Data entries
##############################

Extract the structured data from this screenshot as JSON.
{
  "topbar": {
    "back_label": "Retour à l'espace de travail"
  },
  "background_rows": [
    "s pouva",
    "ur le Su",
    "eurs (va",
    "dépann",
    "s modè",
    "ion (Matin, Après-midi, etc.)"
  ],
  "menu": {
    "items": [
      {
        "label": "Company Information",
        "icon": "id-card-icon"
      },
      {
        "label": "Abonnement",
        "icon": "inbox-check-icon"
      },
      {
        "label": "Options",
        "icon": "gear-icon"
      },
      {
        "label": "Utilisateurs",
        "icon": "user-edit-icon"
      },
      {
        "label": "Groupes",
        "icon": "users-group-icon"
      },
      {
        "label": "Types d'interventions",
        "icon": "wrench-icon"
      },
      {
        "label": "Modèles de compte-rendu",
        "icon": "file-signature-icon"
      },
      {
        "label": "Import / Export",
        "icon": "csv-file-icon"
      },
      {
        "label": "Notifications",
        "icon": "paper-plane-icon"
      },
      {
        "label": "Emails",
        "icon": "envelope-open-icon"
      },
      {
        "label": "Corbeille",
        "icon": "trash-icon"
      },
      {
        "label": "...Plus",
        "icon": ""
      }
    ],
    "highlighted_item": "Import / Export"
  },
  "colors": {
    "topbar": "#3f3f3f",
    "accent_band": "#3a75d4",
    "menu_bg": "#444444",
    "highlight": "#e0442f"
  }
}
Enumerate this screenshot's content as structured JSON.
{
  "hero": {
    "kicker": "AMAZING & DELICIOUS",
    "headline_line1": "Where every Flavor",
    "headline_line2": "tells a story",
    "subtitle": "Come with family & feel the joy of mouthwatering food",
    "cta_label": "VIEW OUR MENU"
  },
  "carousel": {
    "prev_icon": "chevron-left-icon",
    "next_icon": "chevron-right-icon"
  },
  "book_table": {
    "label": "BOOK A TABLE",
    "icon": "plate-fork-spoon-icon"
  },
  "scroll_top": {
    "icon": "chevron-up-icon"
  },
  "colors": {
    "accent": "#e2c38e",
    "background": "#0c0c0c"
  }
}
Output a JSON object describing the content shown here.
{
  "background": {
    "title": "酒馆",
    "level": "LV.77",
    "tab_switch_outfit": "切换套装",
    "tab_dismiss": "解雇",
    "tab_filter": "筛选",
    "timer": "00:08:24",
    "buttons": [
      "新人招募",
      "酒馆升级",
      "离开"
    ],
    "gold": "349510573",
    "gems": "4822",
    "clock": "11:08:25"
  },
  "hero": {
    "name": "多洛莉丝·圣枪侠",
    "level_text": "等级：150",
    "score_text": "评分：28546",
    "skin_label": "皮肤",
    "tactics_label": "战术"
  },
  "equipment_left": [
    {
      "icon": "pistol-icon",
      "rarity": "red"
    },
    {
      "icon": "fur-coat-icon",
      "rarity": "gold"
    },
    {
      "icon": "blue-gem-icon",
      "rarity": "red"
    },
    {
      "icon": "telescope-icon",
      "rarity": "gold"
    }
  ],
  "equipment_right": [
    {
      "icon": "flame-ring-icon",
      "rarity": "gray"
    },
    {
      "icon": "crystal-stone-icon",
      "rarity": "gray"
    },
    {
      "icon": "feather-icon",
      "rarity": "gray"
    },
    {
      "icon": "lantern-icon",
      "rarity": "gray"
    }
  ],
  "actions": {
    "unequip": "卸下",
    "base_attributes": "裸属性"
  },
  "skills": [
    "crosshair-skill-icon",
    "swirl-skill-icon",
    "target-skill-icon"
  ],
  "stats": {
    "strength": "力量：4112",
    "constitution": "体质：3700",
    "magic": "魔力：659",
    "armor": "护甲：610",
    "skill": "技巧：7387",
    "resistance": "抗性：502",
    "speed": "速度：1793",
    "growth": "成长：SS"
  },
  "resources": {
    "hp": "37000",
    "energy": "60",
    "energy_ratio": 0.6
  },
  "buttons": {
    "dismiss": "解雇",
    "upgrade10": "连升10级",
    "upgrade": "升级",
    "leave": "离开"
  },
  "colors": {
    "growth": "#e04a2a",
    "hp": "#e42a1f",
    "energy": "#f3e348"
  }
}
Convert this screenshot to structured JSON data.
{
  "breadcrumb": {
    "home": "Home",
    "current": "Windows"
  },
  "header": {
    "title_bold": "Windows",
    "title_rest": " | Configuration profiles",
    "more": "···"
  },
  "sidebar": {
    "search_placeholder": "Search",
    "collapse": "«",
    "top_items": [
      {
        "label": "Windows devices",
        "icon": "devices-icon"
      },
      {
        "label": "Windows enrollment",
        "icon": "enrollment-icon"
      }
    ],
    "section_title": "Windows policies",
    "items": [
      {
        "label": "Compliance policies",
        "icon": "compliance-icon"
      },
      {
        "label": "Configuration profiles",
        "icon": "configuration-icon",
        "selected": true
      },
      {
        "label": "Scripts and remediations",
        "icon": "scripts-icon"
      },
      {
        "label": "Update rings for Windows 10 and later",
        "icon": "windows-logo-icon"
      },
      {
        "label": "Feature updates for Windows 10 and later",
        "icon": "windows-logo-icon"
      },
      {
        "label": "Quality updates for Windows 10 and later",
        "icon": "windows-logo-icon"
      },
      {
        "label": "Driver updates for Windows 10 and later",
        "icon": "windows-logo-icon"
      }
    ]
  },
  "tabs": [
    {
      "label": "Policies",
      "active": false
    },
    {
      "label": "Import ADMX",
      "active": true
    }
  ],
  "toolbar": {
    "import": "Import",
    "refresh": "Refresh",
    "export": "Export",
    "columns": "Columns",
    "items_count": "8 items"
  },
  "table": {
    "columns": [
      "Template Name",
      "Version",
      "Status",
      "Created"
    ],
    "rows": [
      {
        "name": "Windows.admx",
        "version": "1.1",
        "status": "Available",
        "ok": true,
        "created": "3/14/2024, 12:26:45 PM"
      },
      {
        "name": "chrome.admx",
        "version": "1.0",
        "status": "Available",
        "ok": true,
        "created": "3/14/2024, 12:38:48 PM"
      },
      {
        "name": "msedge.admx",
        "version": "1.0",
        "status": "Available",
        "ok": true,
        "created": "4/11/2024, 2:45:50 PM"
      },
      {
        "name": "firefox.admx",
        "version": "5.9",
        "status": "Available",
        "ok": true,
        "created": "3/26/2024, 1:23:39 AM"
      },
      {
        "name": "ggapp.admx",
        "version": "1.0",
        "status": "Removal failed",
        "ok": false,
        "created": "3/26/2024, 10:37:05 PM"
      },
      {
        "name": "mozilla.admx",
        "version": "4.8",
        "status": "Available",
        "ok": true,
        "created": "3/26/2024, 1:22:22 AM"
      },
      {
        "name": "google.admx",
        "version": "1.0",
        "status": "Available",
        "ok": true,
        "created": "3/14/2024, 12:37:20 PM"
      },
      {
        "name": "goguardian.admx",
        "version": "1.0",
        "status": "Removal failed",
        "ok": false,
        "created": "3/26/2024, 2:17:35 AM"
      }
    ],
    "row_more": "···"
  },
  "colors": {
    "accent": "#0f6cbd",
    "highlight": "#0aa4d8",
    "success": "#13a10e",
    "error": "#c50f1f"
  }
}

##############################

▶ What this task involves: Pick out the lines above that hold the string "screenshot" and show them.

▶ Worked solution:
Extract the structured data from this screenshot as JSON.
Enumerate this screenshot's content as structured JSON.
Convert this screenshot to structured JSON data.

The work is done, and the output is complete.